_What is needed_. Word for word, print each line of the listing below; pictures stay out.

▽

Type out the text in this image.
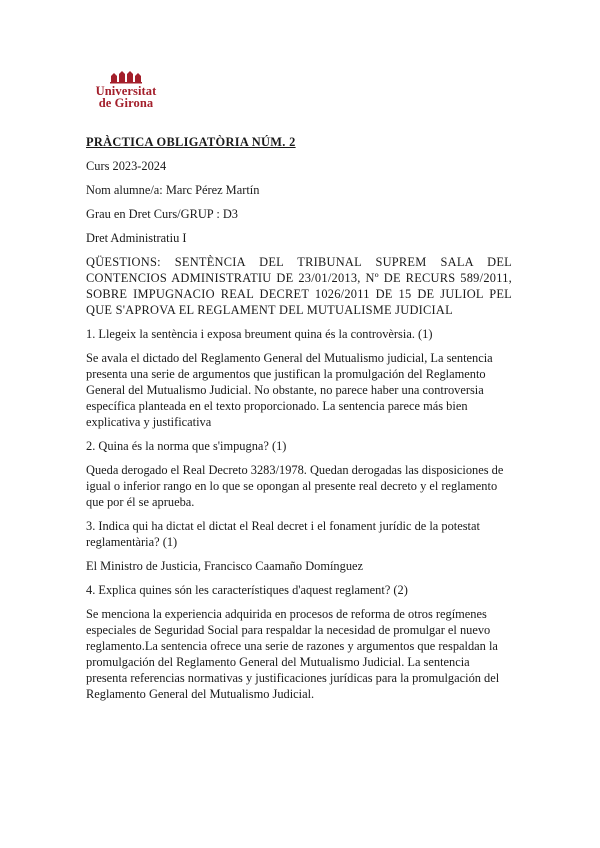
Universitat
de Girona

PRÀCTICA OBLIGATÒRIA NÚM. 2

Curs 2023-2024

Nom alumne/a: Marc Pérez Martín

Grau en Dret Curs/GRUP : D3

Dret Administratiu I

QÜESTIONS: SENTÈNCIA DEL TRIBUNAL SUPREM SALA DEL CONTENCIOS ADMINISTRATIU DE 23/01/2013, Nº DE RECURS 589/2011, SOBRE IMPUGNACIO REAL DECRET 1026/2011 DE 15 DE JULIOL PEL QUE S'APROVA EL REGLAMENT DEL MUTUALISME JUDICIAL

1. Llegeix la sentència i exposa breument quina és la controvèrsia. (1)

Se avala el dictado del Reglamento General del Mutualismo judicial, La sentencia presenta una serie de argumentos que justifican la promulgación del Reglamento General del Mutualismo Judicial. No obstante, no parece haber una controversia específica planteada en el texto proporcionado. La sentencia parece más bien explicativa y justificativa

2. Quina és la norma que s'impugna? (1)

Queda derogado el Real Decreto 3283/1978. Quedan derogadas las disposiciones de igual o inferior rango en lo que se opongan al presente real decreto y el reglamento que por él se aprueba.

3. Indica qui ha dictat el dictat el Real decret i el fonament jurídic de la potestat reglamentària? (1)

El Ministro de Justicia, Francisco Caamaño Domínguez

4. Explica quines són les característiques d'aquest reglament? (2)

Se menciona la experiencia adquirida en procesos de reforma de otros regímenes especiales de Seguridad Social para respaldar la necesidad de promulgar el nuevo reglamento.La sentencia ofrece una serie de razones y argumentos que respaldan la promulgación del Reglamento General del Mutualismo Judicial. La sentencia presenta referencias normativas y justificaciones jurídicas para la promulgación del Reglamento General del Mutualismo Judicial.
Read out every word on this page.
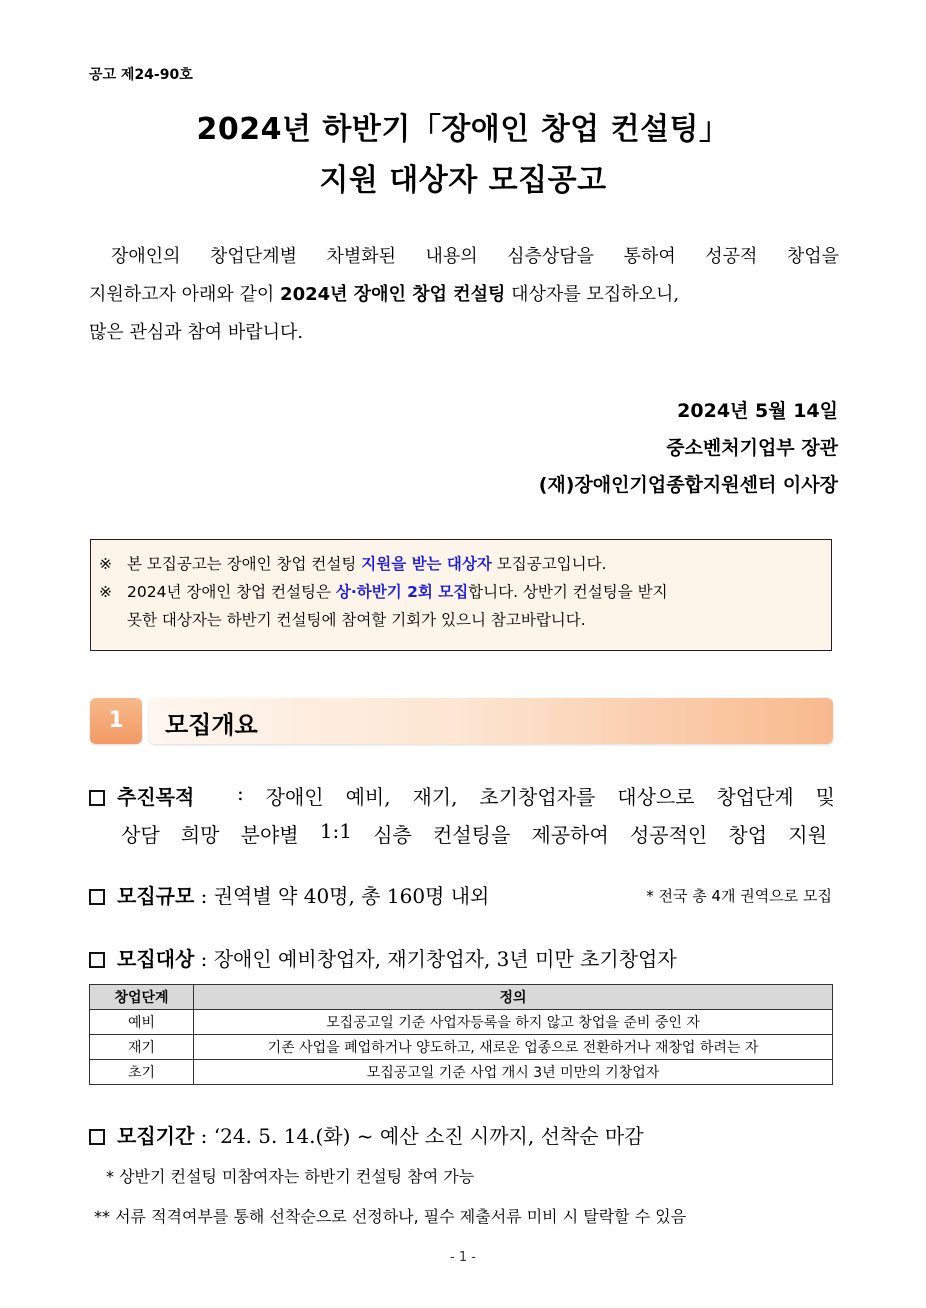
공고 제24-90호
2024년 하반기「장애인 창업 컨설팅」
지원 대상자 모집공고
장애인의 창업단계별 차별화된 내용의 심층상담을 통하여 성공적 창업을
지원하고자 아래와 같이 2024년 장애인 창업 컨설팅 대상자를 모집하오니,
많은 관심과 참여 바랍니다.
2024년 5월 14일
중소벤처기업부 장관
(재)장애인기업종합지원센터 이사장
※ 본 모집공고는 장애인 창업 컨설팅 지원을 받는 대상자 모집공고입니다.
※ 2024년 장애인 창업 컨설팅은 상·하반기 2회 모집합니다. 상반기 컨설팅을 받지
못한 대상자는 하반기 컨설팅에 참여할 기회가 있으니 참고바랍니다.
1	모집개요
추진목적 : 장애인 예비, 재기, 초기창업자를 대상으로 창업단계 및
상담 희망 분야별 1:1 심층 컨설팅을 제공하여 성공적인 창업 지원
모집규모 : 권역별 약 40명, 총 160명 내외	* 전국 총 4개 권역으로 모집
모집대상 : 장애인 예비창업자, 재기창업자, 3년 미만 초기창업자
창업단계	정의
예비	모집공고일 기준 사업자등록을 하지 않고 창업을 준비 중인 자
재기	기존 사업을 폐업하거나 양도하고, 새로운 업종으로 전환하거나 재창업 하려는 자
초기	모집공고일 기준 사업 개시 3년 미만의 기창업자
모집기간 : ‘24. 5. 14.(화) ~ 예산 소진 시까지, 선착순 마감
* 상반기 컨설팅 미참여자는 하반기 컨설팅 참여 가능
** 서류 적격여부를 통해 선착순으로 선정하나, 필수 제출서류 미비 시 탈락할 수 있음
- 1 -
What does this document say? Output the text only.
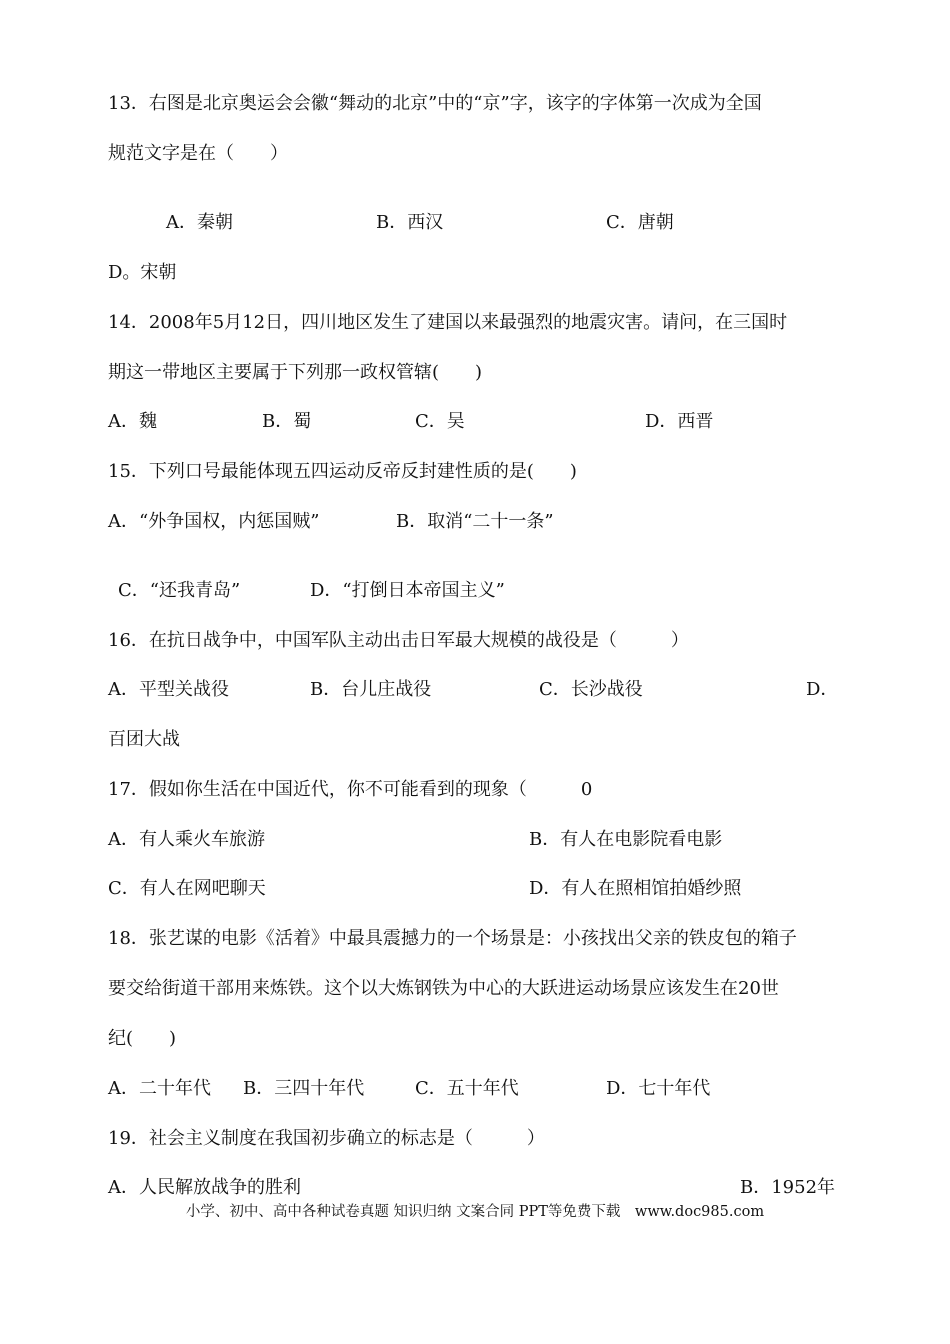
13．右图是北京奥运会会徽“舞动的北京”中的“京”字，该字的字体第一次成为全国
规范文字是在（　　）
A．秦朝	B．西汉	C．唐朝
D。宋朝
14．2008年5月12日，四川地区发生了建国以来最强烈的地震灾害。请问，在三国时
期这一带地区主要属于下列那一政权管辖(　　)
A．魏	B．蜀	C．吴	D．西晋
15．下列口号最能体现五四运动反帝反封建性质的是(　　)
A．“外争国权，内惩国贼”	B．取消“二十一条”
C．“还我青岛”	D．“打倒日本帝国主义”
16．在抗日战争中，中国军队主动出击日军最大规模的战役是（　　　）
A．平型关战役	B．台儿庄战役	C．长沙战役	D．
百团大战
17．假如你生活在中国近代，你不可能看到的现象（　　　0
A．有人乘火车旅游	B．有人在电影院看电影
C．有人在网吧聊天	D．有人在照相馆拍婚纱照
18．张艺谋的电影《活着》中最具震撼力的一个场景是：小孩找出父亲的铁皮包的箱子
要交给街道干部用来炼铁。这个以大炼钢铁为中心的大跃进运动场景应该发生在20世
纪(　　)
A．二十年代 B．三四十年代	C．五十年代	D．七十年代
19．社会主义制度在我国初步确立的标志是（　　　）
A．人民解放战争的胜利	B．1952年
小学、初中、高中各种试卷真题 知识归纳 文案合同 PPT等免费下载　www.doc985.com
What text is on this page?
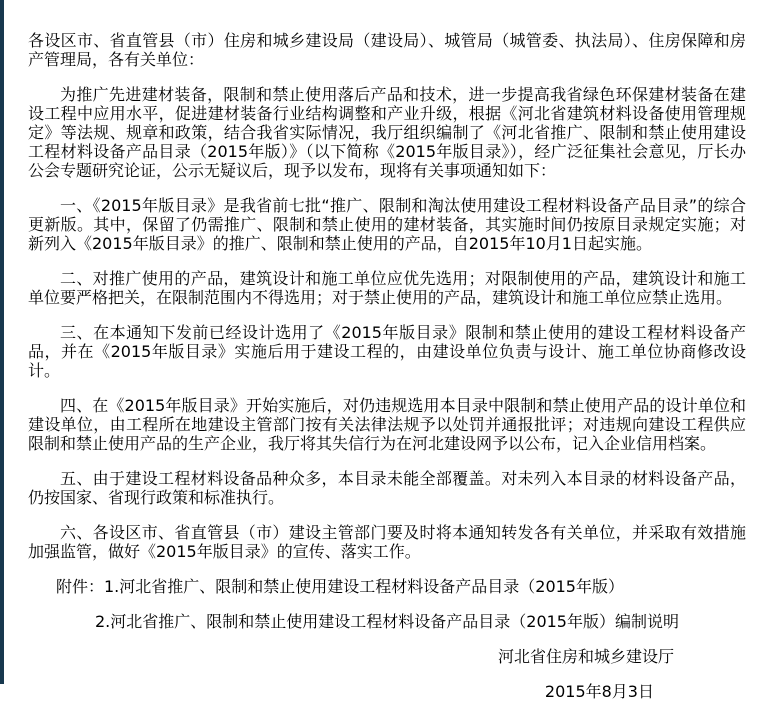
各设区市、省直管县（市）住房和城乡建设局（建设局）、城管局（城管委、执法局）、住房保障和房产管理局，各有关单位：

为推广先进建材装备，限制和禁止使用落后产品和技术，进一步提高我省绿色环保建材装备在建设工程中应用水平，促进建材装备行业结构调整和产业升级，根据《河北省建筑材料设备使用管理规定》等法规、规章和政策，结合我省实际情况，我厅组织编制了《河北省推广、限制和禁止使用建设工程材料设备产品目录（2015年版）》（以下简称《2015年版目录》），经广泛征集社会意见，厅长办公会专题研究论证，公示无疑议后，现予以发布，现将有关事项通知如下：

一、《2015年版目录》是我省前七批“推广、限制和淘汰使用建设工程材料设备产品目录”的综合更新版。其中，保留了仍需推广、限制和禁止使用的建材装备，其实施时间仍按原目录规定实施；对新列入《2015年版目录》的推广、限制和禁止使用的产品，自2015年10月1日起实施。

二、对推广使用的产品，建筑设计和施工单位应优先选用；对限制使用的产品，建筑设计和施工单位要严格把关，在限制范围内不得选用；对于禁止使用的产品，建筑设计和施工单位应禁止选用。

三、在本通知下发前已经设计选用了《2015年版目录》限制和禁止使用的建设工程材料设备产品，并在《2015年版目录》实施后用于建设工程的，由建设单位负责与设计、施工单位协商修改设计。

四、在《2015年版目录》开始实施后，对仍违规选用本目录中限制和禁止使用产品的设计单位和建设单位，由工程所在地建设主管部门按有关法律法规予以处罚并通报批评；对违规向建设工程供应限制和禁止使用产品的生产企业，我厅将其失信行为在河北建设网予以公布，记入企业信用档案。

五、由于建设工程材料设备品种众多，本目录未能全部覆盖。对未列入本目录的材料设备产品，仍按国家、省现行政策和标准执行。

六、各设区市、省直管县（市）建设主管部门要及时将本通知转发各有关单位，并采取有效措施加强监管，做好《2015年版目录》的宣传、落实工作。

附件：1.河北省推广、限制和禁止使用建设工程材料设备产品目录（2015年版）

2.河北省推广、限制和禁止使用建设工程材料设备产品目录（2015年版）编制说明

河北省住房和城乡建设厅

2015年8月3日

△

_Complete answer_.
Type out the text in this image.
Universitat
de Girona

PRÀCTICA OBLIGATÒRIA NÚM. 2

Curs 2023-2024

Nom alumne/a: Marc Pérez Martín

Grau en Dret Curs/GRUP : D3

Dret Administratiu I

QÜESTIONS: SENTÈNCIA DEL TRIBUNAL SUPREM SALA DEL CONTENCIOS ADMINISTRATIU DE 23/01/2013, Nº DE RECURS 589/2011, SOBRE IMPUGNACIO REAL DECRET 1026/2011 DE 15 DE JULIOL PEL QUE S'APROVA EL REGLAMENT DEL MUTUALISME JUDICIAL

1. Llegeix la sentència i exposa breument quina és la controvèrsia. (1)

Se avala el dictado del Reglamento General del Mutualismo judicial, La sentencia presenta una serie de argumentos que justifican la promulgación del Reglamento General del Mutualismo Judicial. No obstante, no parece haber una controversia específica planteada en el texto proporcionado. La sentencia parece más bien explicativa y justificativa

2. Quina és la norma que s'impugna? (1)

Queda derogado el Real Decreto 3283/1978. Quedan derogadas las disposiciones de igual o inferior rango en lo que se opongan al presente real decreto y el reglamento que por él se aprueba.

3. Indica qui ha dictat el dictat el Real decret i el fonament jurídic de la potestat reglamentària? (1)

El Ministro de Justicia, Francisco Caamaño Domínguez

4. Explica quines són les característiques d'aquest reglament? (2)

Se menciona la experiencia adquirida en procesos de reforma de otros regímenes especiales de Seguridad Social para respaldar la necesidad de promulgar el nuevo reglamento.La sentencia ofrece una serie de razones y argumentos que respaldan la promulgación del Reglamento General del Mutualismo Judicial. La sentencia presenta referencias normativas y justificaciones jurídicas para la promulgación del Reglamento General del Mutualismo Judicial.
Read out every word on this page.
공고 제24-90호
2024년 하반기「장애인 창업 컨설팅」
지원 대상자 모집공고
장애인의 창업단계별 차별화된 내용의 심층상담을 통하여 성공적 창업을
지원하고자 아래와 같이 2024년 장애인 창업 컨설팅 대상자를 모집하오니,
많은 관심과 참여 바랍니다.
2024년 5월 14일
중소벤처기업부 장관
(재)장애인기업종합지원센터 이사장
※ 본 모집공고는 장애인 창업 컨설팅 지원을 받는 대상자 모집공고입니다.
※ 2024년 장애인 창업 컨설팅은 상·하반기 2회 모집합니다. 상반기 컨설팅을 받지
못한 대상자는 하반기 컨설팅에 참여할 기회가 있으니 참고바랍니다.
1	모집개요
추진목적 : 장애인 예비, 재기, 초기창업자를 대상으로 창업단계 및
상담 희망 분야별 1:1 심층 컨설팅을 제공하여 성공적인 창업 지원
모집규모 : 권역별 약 40명, 총 160명 내외	* 전국 총 4개 권역으로 모집
모집대상 : 장애인 예비창업자, 재기창업자, 3년 미만 초기창업자
창업단계	정의
예비	모집공고일 기준 사업자등록을 하지 않고 창업을 준비 중인 자
재기	기존 사업을 폐업하거나 양도하고, 새로운 업종으로 전환하거나 재창업 하려는 자
초기	모집공고일 기준 사업 개시 3년 미만의 기창업자
모집기간 : ‘24. 5. 14.(화) ~ 예산 소진 시까지, 선착순 마감
* 상반기 컨설팅 미참여자는 하반기 컨설팅 참여 가능
** 서류 적격여부를 통해 선착순으로 선정하나, 필수 제출서류 미비 시 탈락할 수 있음
- 1 -
What does this document say? Output the text only.
13．右图是北京奥运会会徽“舞动的北京”中的“京”字，该字的字体第一次成为全国
规范文字是在（　　）
A．秦朝	B．西汉	C．唐朝
D。宋朝
14．2008年5月12日，四川地区发生了建国以来最强烈的地震灾害。请问，在三国时
期这一带地区主要属于下列那一政权管辖(　　)
A．魏	B．蜀	C．吴	D．西晋
15．下列口号最能体现五四运动反帝反封建性质的是(　　)
A．“外争国权，内惩国贼”	B．取消“二十一条”
C．“还我青岛”	D．“打倒日本帝国主义”
16．在抗日战争中，中国军队主动出击日军最大规模的战役是（　　　）
A．平型关战役	B．台儿庄战役	C．长沙战役	D．
百团大战
17．假如你生活在中国近代，你不可能看到的现象（　　　0
A．有人乘火车旅游	B．有人在电影院看电影
C．有人在网吧聊天	D．有人在照相馆拍婚纱照
18．张艺谋的电影《活着》中最具震撼力的一个场景是：小孩找出父亲的铁皮包的箱子
要交给街道干部用来炼铁。这个以大炼钢铁为中心的大跃进运动场景应该发生在20世
纪(　　)
A．二十年代 B．三四十年代	C．五十年代	D．七十年代
19．社会主义制度在我国初步确立的标志是（　　　）
A．人民解放战争的胜利	B．1952年
小学、初中、高中各种试卷真题 知识归纳 文案合同 PPT等免费下载　www.doc985.com
What text is on this page?
各设区市、省直管县（市）住房和城乡建设局（建设局）、城管局（城管委、执法局）、住房保障和房产管理局，各有关单位：

为推广先进建材装备，限制和禁止使用落后产品和技术，进一步提高我省绿色环保建材装备在建设工程中应用水平，促进建材装备行业结构调整和产业升级，根据《河北省建筑材料设备使用管理规定》等法规、规章和政策，结合我省实际情况，我厅组织编制了《河北省推广、限制和禁止使用建设工程材料设备产品目录（2015年版）》（以下简称《2015年版目录》），经广泛征集社会意见，厅长办公会专题研究论证，公示无疑议后，现予以发布，现将有关事项通知如下：

一、《2015年版目录》是我省前七批“推广、限制和淘汰使用建设工程材料设备产品目录”的综合更新版。其中，保留了仍需推广、限制和禁止使用的建材装备，其实施时间仍按原目录规定实施；对新列入《2015年版目录》的推广、限制和禁止使用的产品，自2015年10月1日起实施。

二、对推广使用的产品，建筑设计和施工单位应优先选用；对限制使用的产品，建筑设计和施工单位要严格把关，在限制范围内不得选用；对于禁止使用的产品，建筑设计和施工单位应禁止选用。

三、在本通知下发前已经设计选用了《2015年版目录》限制和禁止使用的建设工程材料设备产品，并在《2015年版目录》实施后用于建设工程的，由建设单位负责与设计、施工单位协商修改设计。

四、在《2015年版目录》开始实施后，对仍违规选用本目录中限制和禁止使用产品的设计单位和建设单位，由工程所在地建设主管部门按有关法律法规予以处罚并通报批评；对违规向建设工程供应限制和禁止使用产品的生产企业，我厅将其失信行为在河北建设网予以公布，记入企业信用档案。

五、由于建设工程材料设备品种众多，本目录未能全部覆盖。对未列入本目录的材料设备产品，仍按国家、省现行政策和标准执行。

六、各设区市、省直管县（市）建设主管部门要及时将本通知转发各有关单位，并采取有效措施加强监管，做好《2015年版目录》的宣传、落实工作。

附件：1.河北省推广、限制和禁止使用建设工程材料设备产品目录（2015年版）

2.河北省推广、限制和禁止使用建设工程材料设备产品目录（2015年版）编制说明

河北省住房和城乡建设厅

2015年8月3日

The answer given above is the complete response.